Goal: Exactly as given, repeat all of the entries.

Stored data:
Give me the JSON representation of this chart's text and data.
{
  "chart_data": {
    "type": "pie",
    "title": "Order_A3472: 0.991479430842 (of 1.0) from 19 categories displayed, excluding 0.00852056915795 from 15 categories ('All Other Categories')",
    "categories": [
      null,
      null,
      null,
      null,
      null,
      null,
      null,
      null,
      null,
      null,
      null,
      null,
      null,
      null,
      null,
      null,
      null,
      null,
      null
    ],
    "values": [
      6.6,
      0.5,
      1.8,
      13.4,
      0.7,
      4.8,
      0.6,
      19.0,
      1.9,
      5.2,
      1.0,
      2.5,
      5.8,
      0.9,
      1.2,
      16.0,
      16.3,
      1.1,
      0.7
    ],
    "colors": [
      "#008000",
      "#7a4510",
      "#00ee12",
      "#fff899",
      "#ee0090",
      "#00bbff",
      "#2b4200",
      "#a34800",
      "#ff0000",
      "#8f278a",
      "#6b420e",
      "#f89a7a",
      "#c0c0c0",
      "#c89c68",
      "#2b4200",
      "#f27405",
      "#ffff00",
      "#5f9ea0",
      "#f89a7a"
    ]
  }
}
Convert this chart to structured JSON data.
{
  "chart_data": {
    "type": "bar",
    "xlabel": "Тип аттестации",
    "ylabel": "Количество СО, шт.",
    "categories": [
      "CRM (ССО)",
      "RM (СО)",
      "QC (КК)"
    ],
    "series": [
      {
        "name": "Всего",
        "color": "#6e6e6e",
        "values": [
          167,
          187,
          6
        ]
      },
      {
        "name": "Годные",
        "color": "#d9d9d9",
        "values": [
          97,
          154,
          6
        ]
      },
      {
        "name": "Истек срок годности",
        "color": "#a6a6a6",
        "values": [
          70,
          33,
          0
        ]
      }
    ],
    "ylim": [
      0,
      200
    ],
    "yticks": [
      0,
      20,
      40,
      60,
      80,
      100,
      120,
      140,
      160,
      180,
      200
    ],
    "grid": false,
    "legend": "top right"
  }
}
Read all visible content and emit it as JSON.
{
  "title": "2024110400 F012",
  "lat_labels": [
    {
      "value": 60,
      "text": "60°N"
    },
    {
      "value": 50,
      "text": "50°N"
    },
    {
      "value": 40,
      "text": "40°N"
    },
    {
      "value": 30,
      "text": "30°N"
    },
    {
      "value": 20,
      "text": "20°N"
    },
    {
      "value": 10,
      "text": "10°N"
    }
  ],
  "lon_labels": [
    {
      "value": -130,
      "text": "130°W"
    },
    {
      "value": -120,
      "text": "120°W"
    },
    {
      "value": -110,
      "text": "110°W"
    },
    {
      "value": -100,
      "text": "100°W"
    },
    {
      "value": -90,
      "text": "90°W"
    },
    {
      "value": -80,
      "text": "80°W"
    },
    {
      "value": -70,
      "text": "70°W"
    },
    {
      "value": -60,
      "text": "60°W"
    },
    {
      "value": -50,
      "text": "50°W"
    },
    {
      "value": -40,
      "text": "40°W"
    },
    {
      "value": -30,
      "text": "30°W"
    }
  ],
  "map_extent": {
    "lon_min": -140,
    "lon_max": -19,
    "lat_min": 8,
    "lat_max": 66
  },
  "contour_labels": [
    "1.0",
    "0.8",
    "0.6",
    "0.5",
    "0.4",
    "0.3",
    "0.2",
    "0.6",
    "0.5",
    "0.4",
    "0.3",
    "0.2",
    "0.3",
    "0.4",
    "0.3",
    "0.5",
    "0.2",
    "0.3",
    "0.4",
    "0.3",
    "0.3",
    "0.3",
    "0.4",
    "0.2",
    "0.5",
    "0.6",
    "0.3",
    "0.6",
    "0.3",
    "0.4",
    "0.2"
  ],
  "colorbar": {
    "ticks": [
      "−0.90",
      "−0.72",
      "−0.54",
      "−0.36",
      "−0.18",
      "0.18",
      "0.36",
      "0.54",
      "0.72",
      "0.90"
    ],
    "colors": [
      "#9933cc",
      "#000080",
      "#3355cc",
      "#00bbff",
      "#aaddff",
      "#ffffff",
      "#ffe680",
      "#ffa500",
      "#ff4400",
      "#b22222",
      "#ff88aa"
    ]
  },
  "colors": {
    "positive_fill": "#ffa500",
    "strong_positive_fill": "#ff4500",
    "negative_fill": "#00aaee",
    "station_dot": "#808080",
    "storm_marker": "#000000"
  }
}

Final result:
Give me the JSON representation of this chart's text and data.
{
  "chart_data": {
    "type": "pie",
    "title": "Order_A3472: 0.991479430842 (of 1.0) from 19 categories displayed, excluding 0.00852056915795 from 15 categories ('All Other Categories')",
    "categories": [
      null,
      null,
      null,
      null,
      null,
      null,
      null,
      null,
      null,
      null,
      null,
      null,
      null,
      null,
      null,
      null,
      null,
      null,
      null
    ],
    "values": [
      6.6,
      0.5,
      1.8,
      13.4,
      0.7,
      4.8,
      0.6,
      19.0,
      1.9,
      5.2,
      1.0,
      2.5,
      5.8,
      0.9,
      1.2,
      16.0,
      16.3,
      1.1,
      0.7
    ],
    "colors": [
      "#008000",
      "#7a4510",
      "#00ee12",
      "#fff899",
      "#ee0090",
      "#00bbff",
      "#2b4200",
      "#a34800",
      "#ff0000",
      "#8f278a",
      "#6b420e",
      "#f89a7a",
      "#c0c0c0",
      "#c89c68",
      "#2b4200",
      "#f27405",
      "#ffff00",
      "#5f9ea0",
      "#f89a7a"
    ]
  }
}
Convert this chart to structured JSON data.
{
  "chart_data": {
    "type": "bar",
    "xlabel": "Тип аттестации",
    "ylabel": "Количество СО, шт.",
    "categories": [
      "CRM (ССО)",
      "RM (СО)",
      "QC (КК)"
    ],
    "series": [
      {
        "name": "Всего",
        "color": "#6e6e6e",
        "values": [
          167,
          187,
          6
        ]
      },
      {
        "name": "Годные",
        "color": "#d9d9d9",
        "values": [
          97,
          154,
          6
        ]
      },
      {
        "name": "Истек срок годности",
        "color": "#a6a6a6",
        "values": [
          70,
          33,
          0
        ]
      }
    ],
    "ylim": [
      0,
      200
    ],
    "yticks": [
      0,
      20,
      40,
      60,
      80,
      100,
      120,
      140,
      160,
      180,
      200
    ],
    "grid": false,
    "legend": "top right"
  }
}
Read all visible content and emit it as JSON.
{
  "title": "2024110400 F012",
  "lat_labels": [
    {
      "value": 60,
      "text": "60°N"
    },
    {
      "value": 50,
      "text": "50°N"
    },
    {
      "value": 40,
      "text": "40°N"
    },
    {
      "value": 30,
      "text": "30°N"
    },
    {
      "value": 20,
      "text": "20°N"
    },
    {
      "value": 10,
      "text": "10°N"
    }
  ],
  "lon_labels": [
    {
      "value": -130,
      "text": "130°W"
    },
    {
      "value": -120,
      "text": "120°W"
    },
    {
      "value": -110,
      "text": "110°W"
    },
    {
      "value": -100,
      "text": "100°W"
    },
    {
      "value": -90,
      "text": "90°W"
    },
    {
      "value": -80,
      "text": "80°W"
    },
    {
      "value": -70,
      "text": "70°W"
    },
    {
      "value": -60,
      "text": "60°W"
    },
    {
      "value": -50,
      "text": "50°W"
    },
    {
      "value": -40,
      "text": "40°W"
    },
    {
      "value": -30,
      "text": "30°W"
    }
  ],
  "map_extent": {
    "lon_min": -140,
    "lon_max": -19,
    "lat_min": 8,
    "lat_max": 66
  },
  "contour_labels": [
    "1.0",
    "0.8",
    "0.6",
    "0.5",
    "0.4",
    "0.3",
    "0.2",
    "0.6",
    "0.5",
    "0.4",
    "0.3",
    "0.2",
    "0.3",
    "0.4",
    "0.3",
    "0.5",
    "0.2",
    "0.3",
    "0.4",
    "0.3",
    "0.3",
    "0.3",
    "0.4",
    "0.2",
    "0.5",
    "0.6",
    "0.3",
    "0.6",
    "0.3",
    "0.4",
    "0.2"
  ],
  "colorbar": {
    "ticks": [
      "−0.90",
      "−0.72",
      "−0.54",
      "−0.36",
      "−0.18",
      "0.18",
      "0.36",
      "0.54",
      "0.72",
      "0.90"
    ],
    "colors": [
      "#9933cc",
      "#000080",
      "#3355cc",
      "#00bbff",
      "#aaddff",
      "#ffffff",
      "#ffe680",
      "#ffa500",
      "#ff4400",
      "#b22222",
      "#ff88aa"
    ]
  },
  "colors": {
    "positive_fill": "#ffa500",
    "strong_positive_fill": "#ff4500",
    "negative_fill": "#00aaee",
    "station_dot": "#808080",
    "storm_marker": "#000000"
  }
}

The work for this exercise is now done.